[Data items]
┄┄┄┄┄┄┄┄┄┄
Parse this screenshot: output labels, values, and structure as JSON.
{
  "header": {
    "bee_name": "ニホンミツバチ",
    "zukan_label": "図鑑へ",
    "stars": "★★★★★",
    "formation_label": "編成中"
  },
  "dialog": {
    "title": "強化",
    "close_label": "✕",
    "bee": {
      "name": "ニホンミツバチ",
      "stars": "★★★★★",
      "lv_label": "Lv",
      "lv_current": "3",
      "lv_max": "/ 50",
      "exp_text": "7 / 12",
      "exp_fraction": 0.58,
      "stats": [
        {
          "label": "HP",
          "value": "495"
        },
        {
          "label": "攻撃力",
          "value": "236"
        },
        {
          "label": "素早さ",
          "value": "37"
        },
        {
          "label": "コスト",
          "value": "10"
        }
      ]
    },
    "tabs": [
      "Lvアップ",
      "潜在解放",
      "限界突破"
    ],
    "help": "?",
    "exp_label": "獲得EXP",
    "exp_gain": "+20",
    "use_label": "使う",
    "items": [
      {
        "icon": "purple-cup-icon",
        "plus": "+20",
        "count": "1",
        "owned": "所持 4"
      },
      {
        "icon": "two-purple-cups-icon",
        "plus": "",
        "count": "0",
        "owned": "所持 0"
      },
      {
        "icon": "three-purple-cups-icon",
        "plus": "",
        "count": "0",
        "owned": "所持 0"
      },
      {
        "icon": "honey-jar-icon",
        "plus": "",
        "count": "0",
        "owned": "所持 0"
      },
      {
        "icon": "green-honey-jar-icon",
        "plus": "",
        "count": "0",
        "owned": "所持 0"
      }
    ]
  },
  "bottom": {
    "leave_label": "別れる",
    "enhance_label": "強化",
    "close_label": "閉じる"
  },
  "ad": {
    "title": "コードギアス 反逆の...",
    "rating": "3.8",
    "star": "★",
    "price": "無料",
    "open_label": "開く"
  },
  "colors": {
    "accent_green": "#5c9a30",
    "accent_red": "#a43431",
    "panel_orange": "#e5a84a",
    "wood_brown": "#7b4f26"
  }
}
┄┄┄┄┄┄┄┄┄┄
» Aim: Copy all the entries verbatim.

» Right answer:
Parse this screenshot: output labels, values, and structure as JSON.
{
  "header": {
    "bee_name": "ニホンミツバチ",
    "zukan_label": "図鑑へ",
    "stars": "★★★★★",
    "formation_label": "編成中"
  },
  "dialog": {
    "title": "強化",
    "close_label": "✕",
    "bee": {
      "name": "ニホンミツバチ",
      "stars": "★★★★★",
      "lv_label": "Lv",
      "lv_current": "3",
      "lv_max": "/ 50",
      "exp_text": "7 / 12",
      "exp_fraction": 0.58,
      "stats": [
        {
          "label": "HP",
          "value": "495"
        },
        {
          "label": "攻撃力",
          "value": "236"
        },
        {
          "label": "素早さ",
          "value": "37"
        },
        {
          "label": "コスト",
          "value": "10"
        }
      ]
    },
    "tabs": [
      "Lvアップ",
      "潜在解放",
      "限界突破"
    ],
    "help": "?",
    "exp_label": "獲得EXP",
    "exp_gain": "+20",
    "use_label": "使う",
    "items": [
      {
        "icon": "purple-cup-icon",
        "plus": "+20",
        "count": "1",
        "owned": "所持 4"
      },
      {
        "icon": "two-purple-cups-icon",
        "plus": "",
        "count": "0",
        "owned": "所持 0"
      },
      {
        "icon": "three-purple-cups-icon",
        "plus": "",
        "count": "0",
        "owned": "所持 0"
      },
      {
        "icon": "honey-jar-icon",
        "plus": "",
        "count": "0",
        "owned": "所持 0"
      },
      {
        "icon": "green-honey-jar-icon",
        "plus": "",
        "count": "0",
        "owned": "所持 0"
      }
    ]
  },
  "bottom": {
    "leave_label": "別れる",
    "enhance_label": "強化",
    "close_label": "閉じる"
  },
  "ad": {
    "title": "コードギアス 反逆の...",
    "rating": "3.8",
    "star": "★",
    "price": "無料",
    "open_label": "開く"
  },
  "colors": {
    "accent_green": "#5c9a30",
    "accent_red": "#a43431",
    "panel_orange": "#e5a84a",
    "wood_brown": "#7b4f26"
  }
}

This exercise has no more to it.